Find every line with the string "name" in it, count them, and reply with that count only.

> [Records shown]
####################
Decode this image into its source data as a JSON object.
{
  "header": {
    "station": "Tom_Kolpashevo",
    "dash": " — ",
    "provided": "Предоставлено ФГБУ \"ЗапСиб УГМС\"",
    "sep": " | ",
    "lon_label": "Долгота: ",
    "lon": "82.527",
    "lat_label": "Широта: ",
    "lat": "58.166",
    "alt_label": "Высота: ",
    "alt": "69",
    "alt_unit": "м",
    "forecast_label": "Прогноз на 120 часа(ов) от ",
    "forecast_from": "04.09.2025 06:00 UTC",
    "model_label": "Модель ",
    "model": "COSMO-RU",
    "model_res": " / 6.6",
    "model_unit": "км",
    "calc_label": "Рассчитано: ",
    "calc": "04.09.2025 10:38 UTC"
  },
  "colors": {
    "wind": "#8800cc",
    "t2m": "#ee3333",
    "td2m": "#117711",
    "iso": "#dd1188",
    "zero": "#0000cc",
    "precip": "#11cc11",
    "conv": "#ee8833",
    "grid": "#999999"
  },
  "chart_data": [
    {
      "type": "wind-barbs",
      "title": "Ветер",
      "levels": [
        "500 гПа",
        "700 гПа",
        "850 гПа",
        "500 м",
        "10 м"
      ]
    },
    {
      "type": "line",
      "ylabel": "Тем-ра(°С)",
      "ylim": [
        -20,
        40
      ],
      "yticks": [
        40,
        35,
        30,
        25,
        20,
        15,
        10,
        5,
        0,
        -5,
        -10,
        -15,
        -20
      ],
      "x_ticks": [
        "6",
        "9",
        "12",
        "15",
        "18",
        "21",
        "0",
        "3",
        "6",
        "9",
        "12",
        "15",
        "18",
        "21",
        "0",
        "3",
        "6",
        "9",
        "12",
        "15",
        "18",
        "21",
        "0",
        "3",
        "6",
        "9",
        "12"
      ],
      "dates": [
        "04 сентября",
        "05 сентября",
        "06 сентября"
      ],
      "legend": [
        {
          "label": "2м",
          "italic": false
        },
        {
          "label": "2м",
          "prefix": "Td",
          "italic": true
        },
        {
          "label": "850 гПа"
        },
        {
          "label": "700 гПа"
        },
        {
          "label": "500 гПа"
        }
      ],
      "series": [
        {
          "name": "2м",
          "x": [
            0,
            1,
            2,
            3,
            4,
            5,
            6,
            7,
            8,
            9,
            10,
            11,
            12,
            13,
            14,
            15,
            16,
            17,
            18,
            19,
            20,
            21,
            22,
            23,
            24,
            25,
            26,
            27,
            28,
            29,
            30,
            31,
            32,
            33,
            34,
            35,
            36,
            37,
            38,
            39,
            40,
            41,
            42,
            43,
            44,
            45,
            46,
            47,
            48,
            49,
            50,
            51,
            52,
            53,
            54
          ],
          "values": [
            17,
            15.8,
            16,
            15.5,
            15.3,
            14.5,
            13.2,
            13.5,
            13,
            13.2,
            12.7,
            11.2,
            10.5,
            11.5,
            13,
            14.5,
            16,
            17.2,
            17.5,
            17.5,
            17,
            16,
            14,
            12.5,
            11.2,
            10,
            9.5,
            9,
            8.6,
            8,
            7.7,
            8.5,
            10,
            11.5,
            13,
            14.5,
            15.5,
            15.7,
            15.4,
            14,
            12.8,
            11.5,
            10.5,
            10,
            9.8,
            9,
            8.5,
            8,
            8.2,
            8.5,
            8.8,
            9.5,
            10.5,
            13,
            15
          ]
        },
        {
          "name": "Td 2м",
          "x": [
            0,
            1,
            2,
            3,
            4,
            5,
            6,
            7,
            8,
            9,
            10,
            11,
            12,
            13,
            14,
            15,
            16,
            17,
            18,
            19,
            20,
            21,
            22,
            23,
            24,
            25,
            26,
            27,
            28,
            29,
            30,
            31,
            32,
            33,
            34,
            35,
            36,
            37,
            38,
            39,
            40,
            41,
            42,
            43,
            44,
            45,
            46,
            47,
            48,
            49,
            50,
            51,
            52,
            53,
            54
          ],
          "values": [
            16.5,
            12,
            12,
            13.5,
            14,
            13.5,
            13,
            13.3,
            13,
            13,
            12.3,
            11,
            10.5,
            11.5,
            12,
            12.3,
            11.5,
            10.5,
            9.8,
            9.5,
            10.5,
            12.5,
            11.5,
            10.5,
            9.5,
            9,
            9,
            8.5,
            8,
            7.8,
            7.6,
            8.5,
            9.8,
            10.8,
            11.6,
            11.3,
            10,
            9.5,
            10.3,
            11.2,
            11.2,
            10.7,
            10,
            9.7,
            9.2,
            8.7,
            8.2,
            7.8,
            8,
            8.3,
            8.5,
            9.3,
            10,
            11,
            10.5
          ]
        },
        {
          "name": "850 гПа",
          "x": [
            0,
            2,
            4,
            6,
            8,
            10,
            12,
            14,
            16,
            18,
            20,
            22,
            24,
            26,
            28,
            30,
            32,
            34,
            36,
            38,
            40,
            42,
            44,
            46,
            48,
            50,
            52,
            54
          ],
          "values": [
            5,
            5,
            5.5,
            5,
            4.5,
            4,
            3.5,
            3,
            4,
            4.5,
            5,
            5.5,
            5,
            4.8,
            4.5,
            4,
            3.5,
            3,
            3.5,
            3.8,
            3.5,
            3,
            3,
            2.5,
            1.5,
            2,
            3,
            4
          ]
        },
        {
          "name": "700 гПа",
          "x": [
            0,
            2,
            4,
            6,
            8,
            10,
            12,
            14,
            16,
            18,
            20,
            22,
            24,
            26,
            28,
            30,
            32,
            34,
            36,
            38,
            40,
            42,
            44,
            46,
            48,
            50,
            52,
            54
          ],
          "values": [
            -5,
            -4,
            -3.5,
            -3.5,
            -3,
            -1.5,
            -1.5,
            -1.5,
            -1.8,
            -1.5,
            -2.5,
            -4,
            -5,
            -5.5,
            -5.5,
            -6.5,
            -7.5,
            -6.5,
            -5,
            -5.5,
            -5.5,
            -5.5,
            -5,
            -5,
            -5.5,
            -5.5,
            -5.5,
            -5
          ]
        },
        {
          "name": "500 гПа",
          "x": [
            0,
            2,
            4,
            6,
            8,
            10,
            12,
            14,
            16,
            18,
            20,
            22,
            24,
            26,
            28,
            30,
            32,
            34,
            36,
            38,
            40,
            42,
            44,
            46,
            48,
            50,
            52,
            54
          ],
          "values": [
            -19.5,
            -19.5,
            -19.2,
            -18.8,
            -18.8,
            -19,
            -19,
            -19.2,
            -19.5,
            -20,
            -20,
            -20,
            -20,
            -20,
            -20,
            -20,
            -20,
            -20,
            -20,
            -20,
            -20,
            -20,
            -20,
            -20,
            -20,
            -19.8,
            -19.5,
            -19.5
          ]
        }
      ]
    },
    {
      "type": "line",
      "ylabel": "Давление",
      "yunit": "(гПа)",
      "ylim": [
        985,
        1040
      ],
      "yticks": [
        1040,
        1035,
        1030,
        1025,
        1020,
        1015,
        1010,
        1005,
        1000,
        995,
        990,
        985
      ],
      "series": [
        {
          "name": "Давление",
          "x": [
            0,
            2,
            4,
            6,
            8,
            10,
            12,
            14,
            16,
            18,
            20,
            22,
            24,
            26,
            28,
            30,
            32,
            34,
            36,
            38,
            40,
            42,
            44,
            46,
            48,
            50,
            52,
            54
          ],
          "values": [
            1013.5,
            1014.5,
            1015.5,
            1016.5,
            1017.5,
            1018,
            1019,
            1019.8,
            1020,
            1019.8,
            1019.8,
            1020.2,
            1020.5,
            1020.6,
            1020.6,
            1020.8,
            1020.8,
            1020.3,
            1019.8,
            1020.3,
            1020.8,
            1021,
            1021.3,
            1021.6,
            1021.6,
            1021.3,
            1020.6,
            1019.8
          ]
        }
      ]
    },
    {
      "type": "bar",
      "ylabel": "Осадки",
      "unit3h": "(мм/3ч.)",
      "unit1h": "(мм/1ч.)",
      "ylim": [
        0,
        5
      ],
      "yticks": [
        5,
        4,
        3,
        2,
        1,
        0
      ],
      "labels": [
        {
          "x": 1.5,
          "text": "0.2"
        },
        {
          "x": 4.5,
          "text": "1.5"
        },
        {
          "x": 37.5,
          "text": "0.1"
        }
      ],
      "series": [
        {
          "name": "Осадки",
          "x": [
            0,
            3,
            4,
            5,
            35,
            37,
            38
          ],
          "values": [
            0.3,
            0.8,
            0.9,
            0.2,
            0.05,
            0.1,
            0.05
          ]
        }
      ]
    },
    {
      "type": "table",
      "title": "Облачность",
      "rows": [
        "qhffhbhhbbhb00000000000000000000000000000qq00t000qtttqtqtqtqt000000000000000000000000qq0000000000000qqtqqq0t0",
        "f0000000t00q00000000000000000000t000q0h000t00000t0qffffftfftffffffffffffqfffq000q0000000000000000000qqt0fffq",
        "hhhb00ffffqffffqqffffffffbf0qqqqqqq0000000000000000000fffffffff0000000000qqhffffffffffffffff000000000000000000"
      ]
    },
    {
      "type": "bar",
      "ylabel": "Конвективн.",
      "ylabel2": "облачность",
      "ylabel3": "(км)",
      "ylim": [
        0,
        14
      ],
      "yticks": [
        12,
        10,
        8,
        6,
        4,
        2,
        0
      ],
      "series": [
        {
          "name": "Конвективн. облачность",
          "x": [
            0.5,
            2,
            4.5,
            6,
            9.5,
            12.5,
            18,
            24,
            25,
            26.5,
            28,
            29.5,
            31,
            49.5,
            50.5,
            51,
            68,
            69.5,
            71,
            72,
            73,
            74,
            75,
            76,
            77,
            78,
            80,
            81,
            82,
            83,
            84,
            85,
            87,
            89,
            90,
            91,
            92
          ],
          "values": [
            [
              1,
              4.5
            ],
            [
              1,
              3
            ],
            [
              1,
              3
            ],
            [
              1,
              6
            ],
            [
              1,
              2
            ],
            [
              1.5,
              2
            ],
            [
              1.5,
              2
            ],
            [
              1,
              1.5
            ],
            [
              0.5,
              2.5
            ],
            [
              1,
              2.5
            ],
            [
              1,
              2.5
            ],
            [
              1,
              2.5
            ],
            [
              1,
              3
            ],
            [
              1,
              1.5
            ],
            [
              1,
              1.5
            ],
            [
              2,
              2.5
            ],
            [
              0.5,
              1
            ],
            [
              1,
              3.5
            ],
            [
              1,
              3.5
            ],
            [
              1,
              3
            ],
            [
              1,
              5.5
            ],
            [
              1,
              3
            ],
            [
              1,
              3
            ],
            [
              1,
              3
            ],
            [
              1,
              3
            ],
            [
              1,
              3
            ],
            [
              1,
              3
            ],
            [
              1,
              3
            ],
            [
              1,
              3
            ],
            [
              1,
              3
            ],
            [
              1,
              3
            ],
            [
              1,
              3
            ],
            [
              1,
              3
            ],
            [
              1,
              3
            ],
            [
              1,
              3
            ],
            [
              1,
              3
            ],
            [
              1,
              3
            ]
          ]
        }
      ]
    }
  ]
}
####################
> [Right answer] 8